_Material for this exercise:_

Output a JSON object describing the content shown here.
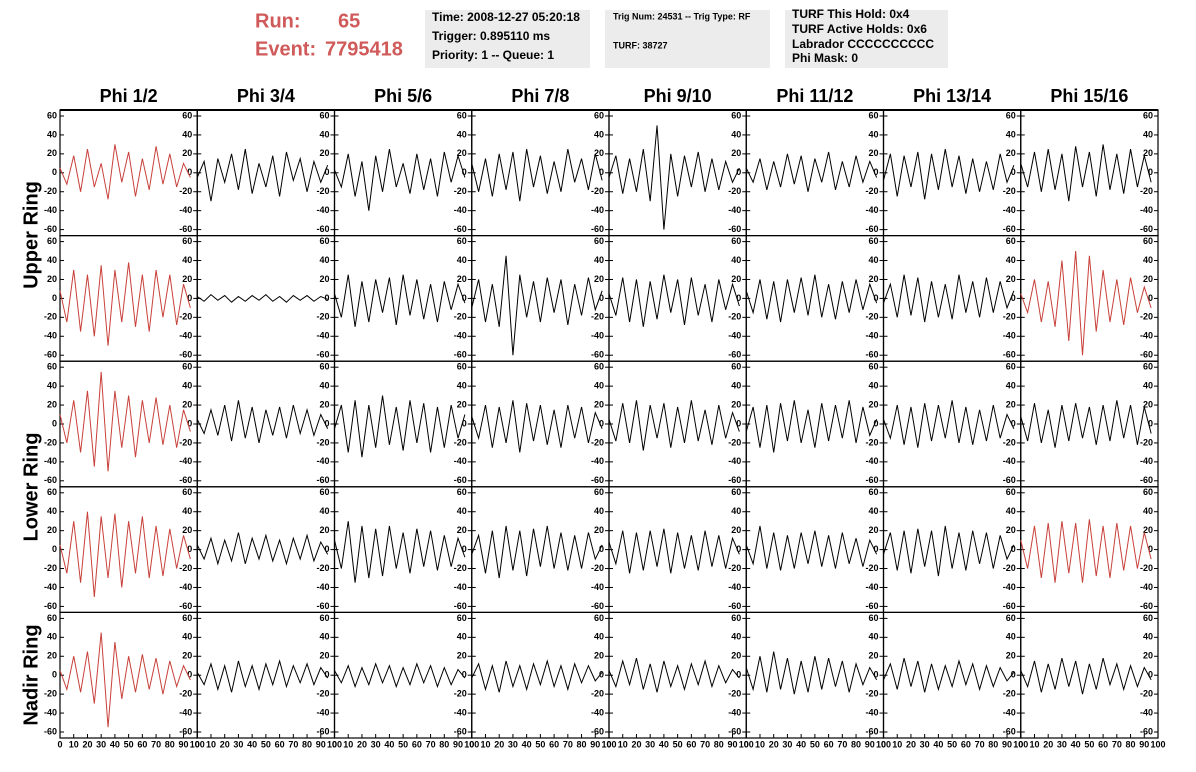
{
  "header": {
    "run_label": "Run:",
    "run": "65",
    "event_label": "Event:",
    "event": "7795418",
    "box1": [
      "Time: 2008-12-27 05:20:18",
      "Trigger: 0.895110 ms",
      "Priority: 1 -- Queue: 1"
    ],
    "box2": [
      "Trig Num: 24531 -- Trig Type: RF",
      "TURF: 38727"
    ],
    "box3": [
      "TURF This Hold: 0x4",
      "TURF Active Holds: 0x6",
      "Labrador CCCCCCCCCC",
      "Phi Mask: 0"
    ]
  },
  "chart_data": {
    "type": "line",
    "columns": [
      "Phi 1/2",
      "Phi 3/4",
      "Phi 5/6",
      "Phi 7/8",
      "Phi 9/10",
      "Phi 11/12",
      "Phi 13/14",
      "Phi 15/16"
    ],
    "row_labels": [
      "Upper Ring",
      "Lower Ring",
      "Nadir Ring"
    ],
    "xlim": [
      0,
      100
    ],
    "xticks": [
      0,
      10,
      20,
      30,
      40,
      50,
      60,
      70,
      80,
      90,
      100
    ],
    "ylim": [
      -60,
      60
    ],
    "yticks": [
      -60,
      -40,
      -20,
      0,
      20,
      40,
      60
    ],
    "x": [
      0,
      5,
      10,
      15,
      20,
      25,
      30,
      35,
      40,
      45,
      50,
      55,
      60,
      65,
      70,
      75,
      80,
      85,
      90,
      95
    ],
    "waveforms": [
      [
        {
          "color": "#c8403a",
          "values": [
            5,
            -12,
            18,
            -20,
            25,
            -15,
            10,
            -28,
            30,
            -10,
            22,
            -25,
            15,
            -18,
            28,
            -12,
            20,
            -15,
            10,
            -5
          ]
        },
        {
          "color": "#000000",
          "values": [
            -5,
            12,
            -30,
            15,
            -10,
            20,
            -18,
            25,
            -22,
            10,
            -15,
            18,
            -25,
            22,
            -8,
            15,
            -20,
            12,
            -10,
            8
          ]
        },
        {
          "color": "#000000",
          "values": [
            3,
            -15,
            20,
            -25,
            12,
            -40,
            18,
            -20,
            25,
            -15,
            10,
            -22,
            20,
            -18,
            15,
            -25,
            22,
            -10,
            18,
            -5
          ]
        },
        {
          "color": "#000000",
          "values": [
            10,
            -20,
            15,
            -25,
            20,
            -18,
            22,
            -30,
            25,
            -15,
            18,
            -22,
            12,
            -20,
            25,
            -10,
            15,
            -18,
            20,
            -8
          ]
        },
        {
          "color": "#000000",
          "values": [
            -5,
            18,
            -22,
            15,
            -20,
            25,
            -30,
            50,
            -60,
            20,
            -25,
            18,
            -15,
            22,
            -20,
            15,
            -18,
            12,
            -10,
            5
          ]
        },
        {
          "color": "#000000",
          "values": [
            5,
            -10,
            15,
            -18,
            12,
            -15,
            20,
            -12,
            18,
            -20,
            15,
            -10,
            22,
            -18,
            12,
            -15,
            18,
            -10,
            12,
            -5
          ]
        },
        {
          "color": "#000000",
          "values": [
            -8,
            20,
            -25,
            18,
            -15,
            22,
            -28,
            20,
            -18,
            25,
            -15,
            18,
            -22,
            15,
            -20,
            12,
            -18,
            20,
            -10,
            8
          ]
        },
        {
          "color": "#000000",
          "values": [
            10,
            -15,
            22,
            -20,
            25,
            -18,
            20,
            -30,
            28,
            -15,
            22,
            -25,
            30,
            -18,
            20,
            -22,
            25,
            -15,
            18,
            -10
          ]
        }
      ],
      [
        {
          "color": "#c8403a",
          "values": [
            8,
            -25,
            30,
            -35,
            25,
            -40,
            35,
            -50,
            30,
            -25,
            38,
            -30,
            25,
            -35,
            30,
            -20,
            25,
            -28,
            15,
            -10
          ]
        },
        {
          "color": "#000000",
          "values": [
            2,
            -3,
            4,
            -2,
            3,
            -4,
            2,
            -3,
            3,
            -2,
            4,
            -3,
            2,
            -4,
            3,
            -2,
            3,
            -3,
            2,
            -1
          ]
        },
        {
          "color": "#000000",
          "values": [
            5,
            -20,
            25,
            -30,
            18,
            -25,
            20,
            -15,
            22,
            -28,
            25,
            -18,
            20,
            -22,
            15,
            -25,
            18,
            -12,
            15,
            -5
          ]
        },
        {
          "color": "#000000",
          "values": [
            -10,
            20,
            -25,
            15,
            -30,
            45,
            -60,
            25,
            -20,
            18,
            -25,
            22,
            -15,
            20,
            -28,
            15,
            -18,
            22,
            -12,
            8
          ]
        },
        {
          "color": "#000000",
          "values": [
            5,
            -18,
            22,
            -25,
            20,
            -30,
            18,
            -22,
            25,
            -15,
            20,
            -28,
            22,
            -18,
            15,
            -25,
            20,
            -12,
            15,
            -8
          ]
        },
        {
          "color": "#000000",
          "values": [
            8,
            -15,
            20,
            -22,
            18,
            -25,
            20,
            -15,
            22,
            -18,
            25,
            -20,
            15,
            -22,
            18,
            -15,
            20,
            -12,
            15,
            -5
          ]
        },
        {
          "color": "#000000",
          "values": [
            -5,
            15,
            -20,
            25,
            -18,
            22,
            -25,
            18,
            -20,
            15,
            -22,
            25,
            -15,
            18,
            -20,
            22,
            -15,
            18,
            -10,
            8
          ]
        },
        {
          "color": "#c8403a",
          "values": [
            5,
            -15,
            20,
            -25,
            18,
            -30,
            40,
            -45,
            50,
            -60,
            45,
            -35,
            30,
            -25,
            20,
            -28,
            22,
            -15,
            12,
            -10
          ]
        }
      ],
      [
        {
          "color": "#c8403a",
          "values": [
            10,
            -20,
            25,
            -30,
            35,
            -45,
            55,
            -50,
            35,
            -25,
            30,
            -35,
            25,
            -20,
            28,
            -22,
            20,
            -25,
            15,
            -8
          ]
        },
        {
          "color": "#000000",
          "values": [
            5,
            -10,
            15,
            -12,
            20,
            -18,
            25,
            -15,
            18,
            -20,
            15,
            -12,
            18,
            -15,
            20,
            -10,
            15,
            -12,
            10,
            -5
          ]
        },
        {
          "color": "#000000",
          "values": [
            -5,
            20,
            -30,
            25,
            -35,
            20,
            -25,
            30,
            -22,
            18,
            -28,
            25,
            -20,
            22,
            -30,
            18,
            -25,
            20,
            -15,
            10
          ]
        },
        {
          "color": "#000000",
          "values": [
            8,
            -15,
            20,
            -25,
            18,
            -20,
            25,
            -30,
            22,
            -18,
            20,
            -22,
            15,
            -25,
            20,
            -15,
            18,
            -20,
            12,
            -5
          ]
        },
        {
          "color": "#000000",
          "values": [
            5,
            -18,
            22,
            -20,
            25,
            -28,
            20,
            -15,
            22,
            -25,
            18,
            -20,
            25,
            -18,
            15,
            -22,
            20,
            -15,
            12,
            -8
          ]
        },
        {
          "color": "#000000",
          "values": [
            -8,
            18,
            -25,
            20,
            -30,
            22,
            -18,
            25,
            -20,
            15,
            -25,
            22,
            -18,
            20,
            -15,
            25,
            -20,
            18,
            -12,
            5
          ]
        },
        {
          "color": "#000000",
          "values": [
            5,
            -15,
            20,
            -22,
            18,
            -25,
            22,
            -18,
            20,
            -15,
            25,
            -20,
            18,
            -22,
            15,
            -18,
            20,
            -15,
            10,
            -5
          ]
        },
        {
          "color": "#000000",
          "values": [
            8,
            -18,
            22,
            -20,
            15,
            -25,
            20,
            -18,
            22,
            -15,
            18,
            -22,
            20,
            -18,
            25,
            -15,
            20,
            -22,
            18,
            -10
          ]
        }
      ],
      [
        {
          "color": "#c8403a",
          "values": [
            5,
            -25,
            30,
            -35,
            40,
            -50,
            35,
            -30,
            38,
            -40,
            30,
            -25,
            35,
            -30,
            25,
            -28,
            22,
            -20,
            15,
            -10
          ]
        },
        {
          "color": "#000000",
          "values": [
            5,
            -10,
            12,
            -15,
            10,
            -12,
            18,
            -15,
            12,
            -10,
            15,
            -12,
            10,
            -15,
            12,
            -10,
            15,
            -12,
            8,
            -5
          ]
        },
        {
          "color": "#000000",
          "values": [
            10,
            -20,
            30,
            -35,
            25,
            -30,
            22,
            -28,
            25,
            -20,
            18,
            -25,
            22,
            -18,
            20,
            -22,
            15,
            -18,
            12,
            -8
          ]
        },
        {
          "color": "#000000",
          "values": [
            -5,
            15,
            -25,
            20,
            -30,
            25,
            -22,
            20,
            -28,
            22,
            -18,
            25,
            -20,
            18,
            -22,
            15,
            -20,
            18,
            -10,
            5
          ]
        },
        {
          "color": "#000000",
          "values": [
            8,
            -15,
            20,
            -25,
            18,
            -22,
            20,
            -18,
            22,
            -25,
            18,
            -20,
            15,
            -22,
            20,
            -18,
            15,
            -20,
            12,
            -5
          ]
        },
        {
          "color": "#000000",
          "values": [
            5,
            -15,
            25,
            -20,
            18,
            -22,
            15,
            -20,
            18,
            -15,
            20,
            -18,
            15,
            -20,
            18,
            -15,
            12,
            -18,
            10,
            -5
          ]
        },
        {
          "color": "#000000",
          "values": [
            -5,
            18,
            -22,
            20,
            -25,
            22,
            -18,
            20,
            -28,
            25,
            -20,
            18,
            -22,
            20,
            -15,
            18,
            -20,
            15,
            -10,
            5
          ]
        },
        {
          "color": "#c8403a",
          "values": [
            10,
            -20,
            25,
            -30,
            28,
            -35,
            30,
            -25,
            28,
            -35,
            32,
            -28,
            25,
            -30,
            28,
            -22,
            25,
            -20,
            18,
            -10
          ]
        }
      ],
      [
        {
          "color": "#c8403a",
          "values": [
            5,
            -15,
            20,
            -18,
            25,
            -30,
            45,
            -55,
            35,
            -25,
            20,
            -18,
            22,
            -15,
            18,
            -20,
            15,
            -12,
            10,
            -5
          ]
        },
        {
          "color": "#000000",
          "values": [
            3,
            -10,
            12,
            -15,
            10,
            -18,
            15,
            -12,
            10,
            -15,
            12,
            -10,
            15,
            -12,
            10,
            -8,
            12,
            -10,
            8,
            -3
          ]
        },
        {
          "color": "#000000",
          "values": [
            5,
            -8,
            10,
            -12,
            8,
            -10,
            12,
            -8,
            10,
            -12,
            8,
            -10,
            12,
            -8,
            10,
            -12,
            8,
            -10,
            6,
            -3
          ]
        },
        {
          "color": "#000000",
          "values": [
            -3,
            12,
            -15,
            10,
            -18,
            15,
            -12,
            10,
            -15,
            12,
            -10,
            15,
            -12,
            10,
            -15,
            12,
            -8,
            10,
            -6,
            3
          ]
        },
        {
          "color": "#000000",
          "values": [
            5,
            -12,
            15,
            -10,
            18,
            -15,
            12,
            -18,
            15,
            -12,
            10,
            -15,
            12,
            -10,
            15,
            -12,
            10,
            -8,
            6,
            -3
          ]
        },
        {
          "color": "#000000",
          "values": [
            8,
            -15,
            20,
            -18,
            25,
            -15,
            18,
            -20,
            15,
            -18,
            20,
            -15,
            18,
            -12,
            15,
            -18,
            12,
            -10,
            8,
            -5
          ]
        },
        {
          "color": "#000000",
          "values": [
            -5,
            12,
            -15,
            18,
            -12,
            15,
            -18,
            12,
            -15,
            10,
            -12,
            15,
            -10,
            12,
            -15,
            10,
            -12,
            8,
            -6,
            3
          ]
        },
        {
          "color": "#000000",
          "values": [
            5,
            -12,
            15,
            -18,
            12,
            -15,
            18,
            -12,
            15,
            -20,
            12,
            -15,
            18,
            -10,
            12,
            -15,
            10,
            -12,
            8,
            -5
          ]
        }
      ]
    ]
  }
}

_To do:_ Show, from the listing above, each line that contains the word "TURF".

_Written answer:_
      "TURF: 38727"
      "TURF This Hold: 0x4",
      "TURF Active Holds: 0x6",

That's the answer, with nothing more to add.